### Instructions for the task
Give the listing below again in full, exactly as written.

── Source material ──

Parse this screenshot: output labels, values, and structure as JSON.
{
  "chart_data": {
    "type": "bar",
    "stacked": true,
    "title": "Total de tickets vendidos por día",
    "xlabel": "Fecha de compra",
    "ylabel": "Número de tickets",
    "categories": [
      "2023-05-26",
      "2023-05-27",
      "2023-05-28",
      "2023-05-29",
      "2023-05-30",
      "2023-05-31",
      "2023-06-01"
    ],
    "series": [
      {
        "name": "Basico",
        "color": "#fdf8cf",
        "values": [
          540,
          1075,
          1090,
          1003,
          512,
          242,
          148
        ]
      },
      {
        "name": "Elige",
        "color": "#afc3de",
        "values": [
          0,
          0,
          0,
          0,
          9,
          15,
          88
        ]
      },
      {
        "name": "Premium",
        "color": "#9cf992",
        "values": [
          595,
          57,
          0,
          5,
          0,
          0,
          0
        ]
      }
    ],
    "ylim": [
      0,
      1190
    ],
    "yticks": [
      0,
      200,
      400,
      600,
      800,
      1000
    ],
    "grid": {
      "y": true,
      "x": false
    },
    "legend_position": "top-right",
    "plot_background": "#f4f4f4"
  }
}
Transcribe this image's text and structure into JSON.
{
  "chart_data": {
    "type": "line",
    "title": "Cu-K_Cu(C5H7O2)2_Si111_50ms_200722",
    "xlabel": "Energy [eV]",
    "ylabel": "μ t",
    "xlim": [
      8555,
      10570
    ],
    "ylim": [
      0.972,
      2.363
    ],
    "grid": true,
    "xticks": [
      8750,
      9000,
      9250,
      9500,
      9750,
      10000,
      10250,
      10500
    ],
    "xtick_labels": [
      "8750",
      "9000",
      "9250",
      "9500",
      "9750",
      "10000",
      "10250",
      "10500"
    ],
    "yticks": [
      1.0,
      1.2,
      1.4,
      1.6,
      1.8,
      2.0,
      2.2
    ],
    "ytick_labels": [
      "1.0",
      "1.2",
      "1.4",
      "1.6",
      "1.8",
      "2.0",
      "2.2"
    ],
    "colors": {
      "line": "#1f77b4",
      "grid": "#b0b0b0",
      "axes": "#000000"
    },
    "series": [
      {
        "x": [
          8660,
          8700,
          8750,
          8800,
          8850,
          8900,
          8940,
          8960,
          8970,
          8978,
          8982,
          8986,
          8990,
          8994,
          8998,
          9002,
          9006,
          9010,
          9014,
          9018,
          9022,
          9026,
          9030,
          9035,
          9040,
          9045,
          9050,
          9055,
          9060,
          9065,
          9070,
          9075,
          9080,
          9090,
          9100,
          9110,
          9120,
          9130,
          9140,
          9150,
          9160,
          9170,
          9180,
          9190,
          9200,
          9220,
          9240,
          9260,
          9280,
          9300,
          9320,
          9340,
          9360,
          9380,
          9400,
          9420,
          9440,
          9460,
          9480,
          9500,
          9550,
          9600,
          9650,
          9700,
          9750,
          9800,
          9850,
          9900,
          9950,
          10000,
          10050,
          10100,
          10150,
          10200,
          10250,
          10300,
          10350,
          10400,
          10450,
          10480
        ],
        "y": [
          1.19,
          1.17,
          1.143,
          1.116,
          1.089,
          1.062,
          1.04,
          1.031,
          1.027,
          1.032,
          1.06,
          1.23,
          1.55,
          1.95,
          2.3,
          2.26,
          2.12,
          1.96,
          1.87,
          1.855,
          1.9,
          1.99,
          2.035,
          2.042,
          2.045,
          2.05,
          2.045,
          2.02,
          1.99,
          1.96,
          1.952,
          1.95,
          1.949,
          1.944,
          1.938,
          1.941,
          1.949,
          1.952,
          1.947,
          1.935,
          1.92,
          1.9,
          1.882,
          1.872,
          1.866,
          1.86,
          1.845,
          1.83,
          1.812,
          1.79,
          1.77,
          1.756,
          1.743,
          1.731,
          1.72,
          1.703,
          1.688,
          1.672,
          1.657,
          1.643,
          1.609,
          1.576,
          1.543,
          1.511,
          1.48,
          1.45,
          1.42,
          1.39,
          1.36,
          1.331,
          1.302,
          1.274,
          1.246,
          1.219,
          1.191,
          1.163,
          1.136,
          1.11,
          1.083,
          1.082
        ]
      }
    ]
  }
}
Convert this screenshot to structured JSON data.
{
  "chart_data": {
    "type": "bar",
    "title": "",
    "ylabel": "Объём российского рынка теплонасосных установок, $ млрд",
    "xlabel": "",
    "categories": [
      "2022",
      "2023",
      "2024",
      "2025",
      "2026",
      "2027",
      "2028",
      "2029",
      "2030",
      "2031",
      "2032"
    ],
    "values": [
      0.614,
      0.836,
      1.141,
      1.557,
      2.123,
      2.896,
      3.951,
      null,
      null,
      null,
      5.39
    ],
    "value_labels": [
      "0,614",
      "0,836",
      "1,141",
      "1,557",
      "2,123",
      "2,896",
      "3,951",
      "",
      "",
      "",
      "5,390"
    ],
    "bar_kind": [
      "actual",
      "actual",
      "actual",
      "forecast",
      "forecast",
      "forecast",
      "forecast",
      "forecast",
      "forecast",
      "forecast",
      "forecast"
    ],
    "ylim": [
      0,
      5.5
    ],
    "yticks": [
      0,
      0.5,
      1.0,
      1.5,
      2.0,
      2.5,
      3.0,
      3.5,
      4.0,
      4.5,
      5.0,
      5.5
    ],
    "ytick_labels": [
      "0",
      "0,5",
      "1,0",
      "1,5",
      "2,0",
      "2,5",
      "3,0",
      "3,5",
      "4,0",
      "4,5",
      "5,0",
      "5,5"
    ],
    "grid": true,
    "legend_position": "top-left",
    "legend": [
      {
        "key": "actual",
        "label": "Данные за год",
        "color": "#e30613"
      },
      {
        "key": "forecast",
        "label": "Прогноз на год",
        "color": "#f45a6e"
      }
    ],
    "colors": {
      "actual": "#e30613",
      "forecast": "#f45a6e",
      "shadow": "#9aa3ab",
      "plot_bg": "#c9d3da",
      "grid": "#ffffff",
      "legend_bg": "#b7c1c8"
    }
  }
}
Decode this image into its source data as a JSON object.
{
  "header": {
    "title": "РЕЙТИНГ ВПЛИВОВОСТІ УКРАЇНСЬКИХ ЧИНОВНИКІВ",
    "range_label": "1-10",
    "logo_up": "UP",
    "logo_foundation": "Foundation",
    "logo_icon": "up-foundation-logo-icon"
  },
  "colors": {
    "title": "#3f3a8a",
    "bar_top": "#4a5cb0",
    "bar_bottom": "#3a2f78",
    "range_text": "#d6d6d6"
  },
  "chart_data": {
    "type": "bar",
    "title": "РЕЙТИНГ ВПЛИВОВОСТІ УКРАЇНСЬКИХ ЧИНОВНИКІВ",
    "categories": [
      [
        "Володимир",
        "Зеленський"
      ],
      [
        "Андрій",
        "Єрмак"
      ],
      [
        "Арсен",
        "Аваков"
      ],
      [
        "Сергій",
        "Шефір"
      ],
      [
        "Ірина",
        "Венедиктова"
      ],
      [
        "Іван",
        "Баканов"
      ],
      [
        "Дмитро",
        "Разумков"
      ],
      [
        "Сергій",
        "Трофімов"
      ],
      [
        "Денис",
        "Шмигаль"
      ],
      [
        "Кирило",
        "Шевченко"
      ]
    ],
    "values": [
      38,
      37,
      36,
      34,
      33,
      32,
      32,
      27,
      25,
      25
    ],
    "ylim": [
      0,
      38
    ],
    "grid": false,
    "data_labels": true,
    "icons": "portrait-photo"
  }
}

───

### Exercise answer
Parse this screenshot: output labels, values, and structure as JSON.
{
  "chart_data": {
    "type": "bar",
    "stacked": true,
    "title": "Total de tickets vendidos por día",
    "xlabel": "Fecha de compra",
    "ylabel": "Número de tickets",
    "categories": [
      "2023-05-26",
      "2023-05-27",
      "2023-05-28",
      "2023-05-29",
      "2023-05-30",
      "2023-05-31",
      "2023-06-01"
    ],
    "series": [
      {
        "name": "Basico",
        "color": "#fdf8cf",
        "values": [
          540,
          1075,
          1090,
          1003,
          512,
          242,
          148
        ]
      },
      {
        "name": "Elige",
        "color": "#afc3de",
        "values": [
          0,
          0,
          0,
          0,
          9,
          15,
          88
        ]
      },
      {
        "name": "Premium",
        "color": "#9cf992",
        "values": [
          595,
          57,
          0,
          5,
          0,
          0,
          0
        ]
      }
    ],
    "ylim": [
      0,
      1190
    ],
    "yticks": [
      0,
      200,
      400,
      600,
      800,
      1000
    ],
    "grid": {
      "y": true,
      "x": false
    },
    "legend_position": "top-right",
    "plot_background": "#f4f4f4"
  }
}
Transcribe this image's text and structure into JSON.
{
  "chart_data": {
    "type": "line",
    "title": "Cu-K_Cu(C5H7O2)2_Si111_50ms_200722",
    "xlabel": "Energy [eV]",
    "ylabel": "μ t",
    "xlim": [
      8555,
      10570
    ],
    "ylim": [
      0.972,
      2.363
    ],
    "grid": true,
    "xticks": [
      8750,
      9000,
      9250,
      9500,
      9750,
      10000,
      10250,
      10500
    ],
    "xtick_labels": [
      "8750",
      "9000",
      "9250",
      "9500",
      "9750",
      "10000",
      "10250",
      "10500"
    ],
    "yticks": [
      1.0,
      1.2,
      1.4,
      1.6,
      1.8,
      2.0,
      2.2
    ],
    "ytick_labels": [
      "1.0",
      "1.2",
      "1.4",
      "1.6",
      "1.8",
      "2.0",
      "2.2"
    ],
    "colors": {
      "line": "#1f77b4",
      "grid": "#b0b0b0",
      "axes": "#000000"
    },
    "series": [
      {
        "x": [
          8660,
          8700,
          8750,
          8800,
          8850,
          8900,
          8940,
          8960,
          8970,
          8978,
          8982,
          8986,
          8990,
          8994,
          8998,
          9002,
          9006,
          9010,
          9014,
          9018,
          9022,
          9026,
          9030,
          9035,
          9040,
          9045,
          9050,
          9055,
          9060,
          9065,
          9070,
          9075,
          9080,
          9090,
          9100,
          9110,
          9120,
          9130,
          9140,
          9150,
          9160,
          9170,
          9180,
          9190,
          9200,
          9220,
          9240,
          9260,
          9280,
          9300,
          9320,
          9340,
          9360,
          9380,
          9400,
          9420,
          9440,
          9460,
          9480,
          9500,
          9550,
          9600,
          9650,
          9700,
          9750,
          9800,
          9850,
          9900,
          9950,
          10000,
          10050,
          10100,
          10150,
          10200,
          10250,
          10300,
          10350,
          10400,
          10450,
          10480
        ],
        "y": [
          1.19,
          1.17,
          1.143,
          1.116,
          1.089,
          1.062,
          1.04,
          1.031,
          1.027,
          1.032,
          1.06,
          1.23,
          1.55,
          1.95,
          2.3,
          2.26,
          2.12,
          1.96,
          1.87,
          1.855,
          1.9,
          1.99,
          2.035,
          2.042,
          2.045,
          2.05,
          2.045,
          2.02,
          1.99,
          1.96,
          1.952,
          1.95,
          1.949,
          1.944,
          1.938,
          1.941,
          1.949,
          1.952,
          1.947,
          1.935,
          1.92,
          1.9,
          1.882,
          1.872,
          1.866,
          1.86,
          1.845,
          1.83,
          1.812,
          1.79,
          1.77,
          1.756,
          1.743,
          1.731,
          1.72,
          1.703,
          1.688,
          1.672,
          1.657,
          1.643,
          1.609,
          1.576,
          1.543,
          1.511,
          1.48,
          1.45,
          1.42,
          1.39,
          1.36,
          1.331,
          1.302,
          1.274,
          1.246,
          1.219,
          1.191,
          1.163,
          1.136,
          1.11,
          1.083,
          1.082
        ]
      }
    ]
  }
}
Convert this screenshot to structured JSON data.
{
  "chart_data": {
    "type": "bar",
    "title": "",
    "ylabel": "Объём российского рынка теплонасосных установок, $ млрд",
    "xlabel": "",
    "categories": [
      "2022",
      "2023",
      "2024",
      "2025",
      "2026",
      "2027",
      "2028",
      "2029",
      "2030",
      "2031",
      "2032"
    ],
    "values": [
      0.614,
      0.836,
      1.141,
      1.557,
      2.123,
      2.896,
      3.951,
      null,
      null,
      null,
      5.39
    ],
    "value_labels": [
      "0,614",
      "0,836",
      "1,141",
      "1,557",
      "2,123",
      "2,896",
      "3,951",
      "",
      "",
      "",
      "5,390"
    ],
    "bar_kind": [
      "actual",
      "actual",
      "actual",
      "forecast",
      "forecast",
      "forecast",
      "forecast",
      "forecast",
      "forecast",
      "forecast",
      "forecast"
    ],
    "ylim": [
      0,
      5.5
    ],
    "yticks": [
      0,
      0.5,
      1.0,
      1.5,
      2.0,
      2.5,
      3.0,
      3.5,
      4.0,
      4.5,
      5.0,
      5.5
    ],
    "ytick_labels": [
      "0",
      "0,5",
      "1,0",
      "1,5",
      "2,0",
      "2,5",
      "3,0",
      "3,5",
      "4,0",
      "4,5",
      "5,0",
      "5,5"
    ],
    "grid": true,
    "legend_position": "top-left",
    "legend": [
      {
        "key": "actual",
        "label": "Данные за год",
        "color": "#e30613"
      },
      {
        "key": "forecast",
        "label": "Прогноз на год",
        "color": "#f45a6e"
      }
    ],
    "colors": {
      "actual": "#e30613",
      "forecast": "#f45a6e",
      "shadow": "#9aa3ab",
      "plot_bg": "#c9d3da",
      "grid": "#ffffff",
      "legend_bg": "#b7c1c8"
    }
  }
}
Decode this image into its source data as a JSON object.
{
  "header": {
    "title": "РЕЙТИНГ ВПЛИВОВОСТІ УКРАЇНСЬКИХ ЧИНОВНИКІВ",
    "range_label": "1-10",
    "logo_up": "UP",
    "logo_foundation": "Foundation",
    "logo_icon": "up-foundation-logo-icon"
  },
  "colors": {
    "title": "#3f3a8a",
    "bar_top": "#4a5cb0",
    "bar_bottom": "#3a2f78",
    "range_text": "#d6d6d6"
  },
  "chart_data": {
    "type": "bar",
    "title": "РЕЙТИНГ ВПЛИВОВОСТІ УКРАЇНСЬКИХ ЧИНОВНИКІВ",
    "categories": [
      [
        "Володимир",
        "Зеленський"
      ],
      [
        "Андрій",
        "Єрмак"
      ],
      [
        "Арсен",
        "Аваков"
      ],
      [
        "Сергій",
        "Шефір"
      ],
      [
        "Ірина",
        "Венедиктова"
      ],
      [
        "Іван",
        "Баканов"
      ],
      [
        "Дмитро",
        "Разумков"
      ],
      [
        "Сергій",
        "Трофімов"
      ],
      [
        "Денис",
        "Шмигаль"
      ],
      [
        "Кирило",
        "Шевченко"
      ]
    ],
    "values": [
      38,
      37,
      36,
      34,
      33,
      32,
      32,
      27,
      25,
      25
    ],
    "ylim": [
      0,
      38
    ],
    "grid": false,
    "data_labels": true,
    "icons": "portrait-photo"
  }
}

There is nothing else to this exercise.